## THE TASK
Retype the material word for word.

## SUPPLIED MATERIAL
........

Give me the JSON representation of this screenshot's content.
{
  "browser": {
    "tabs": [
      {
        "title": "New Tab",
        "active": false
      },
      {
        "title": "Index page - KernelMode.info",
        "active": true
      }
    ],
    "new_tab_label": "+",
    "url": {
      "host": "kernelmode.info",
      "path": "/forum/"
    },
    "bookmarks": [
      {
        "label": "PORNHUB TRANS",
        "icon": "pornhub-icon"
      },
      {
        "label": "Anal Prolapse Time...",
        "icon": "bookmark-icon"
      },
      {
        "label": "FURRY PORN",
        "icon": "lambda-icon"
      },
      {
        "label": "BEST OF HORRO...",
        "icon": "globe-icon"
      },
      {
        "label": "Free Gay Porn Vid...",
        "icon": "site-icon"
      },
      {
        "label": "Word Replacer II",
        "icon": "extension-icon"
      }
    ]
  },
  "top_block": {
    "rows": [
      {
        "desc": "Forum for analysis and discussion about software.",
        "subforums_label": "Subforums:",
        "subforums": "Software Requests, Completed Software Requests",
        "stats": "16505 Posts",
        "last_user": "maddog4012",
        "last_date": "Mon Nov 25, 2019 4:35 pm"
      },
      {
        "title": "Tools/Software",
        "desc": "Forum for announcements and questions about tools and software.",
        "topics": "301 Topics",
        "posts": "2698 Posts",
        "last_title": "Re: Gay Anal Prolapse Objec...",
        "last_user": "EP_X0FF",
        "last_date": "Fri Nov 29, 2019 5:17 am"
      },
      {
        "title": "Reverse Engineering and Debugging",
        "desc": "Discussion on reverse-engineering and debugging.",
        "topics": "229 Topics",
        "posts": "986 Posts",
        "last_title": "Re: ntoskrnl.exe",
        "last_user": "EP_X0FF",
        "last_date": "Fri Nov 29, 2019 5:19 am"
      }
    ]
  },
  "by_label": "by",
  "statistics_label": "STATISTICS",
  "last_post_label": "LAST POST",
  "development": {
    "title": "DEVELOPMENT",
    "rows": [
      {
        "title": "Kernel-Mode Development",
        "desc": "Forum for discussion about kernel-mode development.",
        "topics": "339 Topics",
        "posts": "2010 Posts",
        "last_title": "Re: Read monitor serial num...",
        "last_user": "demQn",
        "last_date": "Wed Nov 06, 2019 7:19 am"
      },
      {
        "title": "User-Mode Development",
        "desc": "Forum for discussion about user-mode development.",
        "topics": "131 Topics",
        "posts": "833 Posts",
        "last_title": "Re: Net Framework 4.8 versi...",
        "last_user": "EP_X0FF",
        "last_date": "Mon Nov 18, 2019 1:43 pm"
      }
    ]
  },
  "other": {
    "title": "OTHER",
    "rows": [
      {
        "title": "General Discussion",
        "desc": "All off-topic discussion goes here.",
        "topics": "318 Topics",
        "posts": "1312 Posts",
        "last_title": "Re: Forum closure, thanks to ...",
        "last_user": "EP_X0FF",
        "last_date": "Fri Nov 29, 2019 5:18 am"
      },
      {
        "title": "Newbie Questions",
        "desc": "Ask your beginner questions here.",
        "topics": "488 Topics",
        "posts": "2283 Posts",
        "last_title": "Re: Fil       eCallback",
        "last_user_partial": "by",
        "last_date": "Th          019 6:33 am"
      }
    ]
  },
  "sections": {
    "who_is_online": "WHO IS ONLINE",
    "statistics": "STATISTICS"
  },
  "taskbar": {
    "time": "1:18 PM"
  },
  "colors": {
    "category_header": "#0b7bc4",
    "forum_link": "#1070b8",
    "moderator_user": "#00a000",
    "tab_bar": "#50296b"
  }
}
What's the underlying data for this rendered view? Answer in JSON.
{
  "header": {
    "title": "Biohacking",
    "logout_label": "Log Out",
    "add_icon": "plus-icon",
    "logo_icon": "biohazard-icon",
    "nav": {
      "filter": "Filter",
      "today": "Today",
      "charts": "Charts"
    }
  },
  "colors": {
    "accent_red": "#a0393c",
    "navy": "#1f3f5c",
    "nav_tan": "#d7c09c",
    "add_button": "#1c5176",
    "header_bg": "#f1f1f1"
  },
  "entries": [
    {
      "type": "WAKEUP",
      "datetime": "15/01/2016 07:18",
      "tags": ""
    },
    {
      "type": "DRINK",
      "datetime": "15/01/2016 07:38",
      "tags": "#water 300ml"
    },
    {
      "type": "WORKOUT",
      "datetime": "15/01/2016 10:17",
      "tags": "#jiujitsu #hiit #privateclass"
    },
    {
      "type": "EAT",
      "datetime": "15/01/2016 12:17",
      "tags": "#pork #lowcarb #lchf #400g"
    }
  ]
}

........

## COMPLETE OUTPUT
Give me the JSON representation of this screenshot's content.
{
  "browser": {
    "tabs": [
      {
        "title": "New Tab",
        "active": false
      },
      {
        "title": "Index page - KernelMode.info",
        "active": true
      }
    ],
    "new_tab_label": "+",
    "url": {
      "host": "kernelmode.info",
      "path": "/forum/"
    },
    "bookmarks": [
      {
        "label": "PORNHUB TRANS",
        "icon": "pornhub-icon"
      },
      {
        "label": "Anal Prolapse Time...",
        "icon": "bookmark-icon"
      },
      {
        "label": "FURRY PORN",
        "icon": "lambda-icon"
      },
      {
        "label": "BEST OF HORRO...",
        "icon": "globe-icon"
      },
      {
        "label": "Free Gay Porn Vid...",
        "icon": "site-icon"
      },
      {
        "label": "Word Replacer II",
        "icon": "extension-icon"
      }
    ]
  },
  "top_block": {
    "rows": [
      {
        "desc": "Forum for analysis and discussion about software.",
        "subforums_label": "Subforums:",
        "subforums": "Software Requests, Completed Software Requests",
        "stats": "16505 Posts",
        "last_user": "maddog4012",
        "last_date": "Mon Nov 25, 2019 4:35 pm"
      },
      {
        "title": "Tools/Software",
        "desc": "Forum for announcements and questions about tools and software.",
        "topics": "301 Topics",
        "posts": "2698 Posts",
        "last_title": "Re: Gay Anal Prolapse Objec...",
        "last_user": "EP_X0FF",
        "last_date": "Fri Nov 29, 2019 5:17 am"
      },
      {
        "title": "Reverse Engineering and Debugging",
        "desc": "Discussion on reverse-engineering and debugging.",
        "topics": "229 Topics",
        "posts": "986 Posts",
        "last_title": "Re: ntoskrnl.exe",
        "last_user": "EP_X0FF",
        "last_date": "Fri Nov 29, 2019 5:19 am"
      }
    ]
  },
  "by_label": "by",
  "statistics_label": "STATISTICS",
  "last_post_label": "LAST POST",
  "development": {
    "title": "DEVELOPMENT",
    "rows": [
      {
        "title": "Kernel-Mode Development",
        "desc": "Forum for discussion about kernel-mode development.",
        "topics": "339 Topics",
        "posts": "2010 Posts",
        "last_title": "Re: Read monitor serial num...",
        "last_user": "demQn",
        "last_date": "Wed Nov 06, 2019 7:19 am"
      },
      {
        "title": "User-Mode Development",
        "desc": "Forum for discussion about user-mode development.",
        "topics": "131 Topics",
        "posts": "833 Posts",
        "last_title": "Re: Net Framework 4.8 versi...",
        "last_user": "EP_X0FF",
        "last_date": "Mon Nov 18, 2019 1:43 pm"
      }
    ]
  },
  "other": {
    "title": "OTHER",
    "rows": [
      {
        "title": "General Discussion",
        "desc": "All off-topic discussion goes here.",
        "topics": "318 Topics",
        "posts": "1312 Posts",
        "last_title": "Re: Forum closure, thanks to ...",
        "last_user": "EP_X0FF",
        "last_date": "Fri Nov 29, 2019 5:18 am"
      },
      {
        "title": "Newbie Questions",
        "desc": "Ask your beginner questions here.",
        "topics": "488 Topics",
        "posts": "2283 Posts",
        "last_title": "Re: Fil       eCallback",
        "last_user_partial": "by",
        "last_date": "Th          019 6:33 am"
      }
    ]
  },
  "sections": {
    "who_is_online": "WHO IS ONLINE",
    "statistics": "STATISTICS"
  },
  "taskbar": {
    "time": "1:18 PM"
  },
  "colors": {
    "category_header": "#0b7bc4",
    "forum_link": "#1070b8",
    "moderator_user": "#00a000",
    "tab_bar": "#50296b"
  }
}
What's the underlying data for this rendered view? Answer in JSON.
{
  "header": {
    "title": "Biohacking",
    "logout_label": "Log Out",
    "add_icon": "plus-icon",
    "logo_icon": "biohazard-icon",
    "nav": {
      "filter": "Filter",
      "today": "Today",
      "charts": "Charts"
    }
  },
  "colors": {
    "accent_red": "#a0393c",
    "navy": "#1f3f5c",
    "nav_tan": "#d7c09c",
    "add_button": "#1c5176",
    "header_bg": "#f1f1f1"
  },
  "entries": [
    {
      "type": "WAKEUP",
      "datetime": "15/01/2016 07:18",
      "tags": ""
    },
    {
      "type": "DRINK",
      "datetime": "15/01/2016 07:38",
      "tags": "#water 300ml"
    },
    {
      "type": "WORKOUT",
      "datetime": "15/01/2016 10:17",
      "tags": "#jiujitsu #hiit #privateclass"
    },
    {
      "type": "EAT",
      "datetime": "15/01/2016 12:17",
      "tags": "#pork #lowcarb #lchf #400g"
    }
  ]
}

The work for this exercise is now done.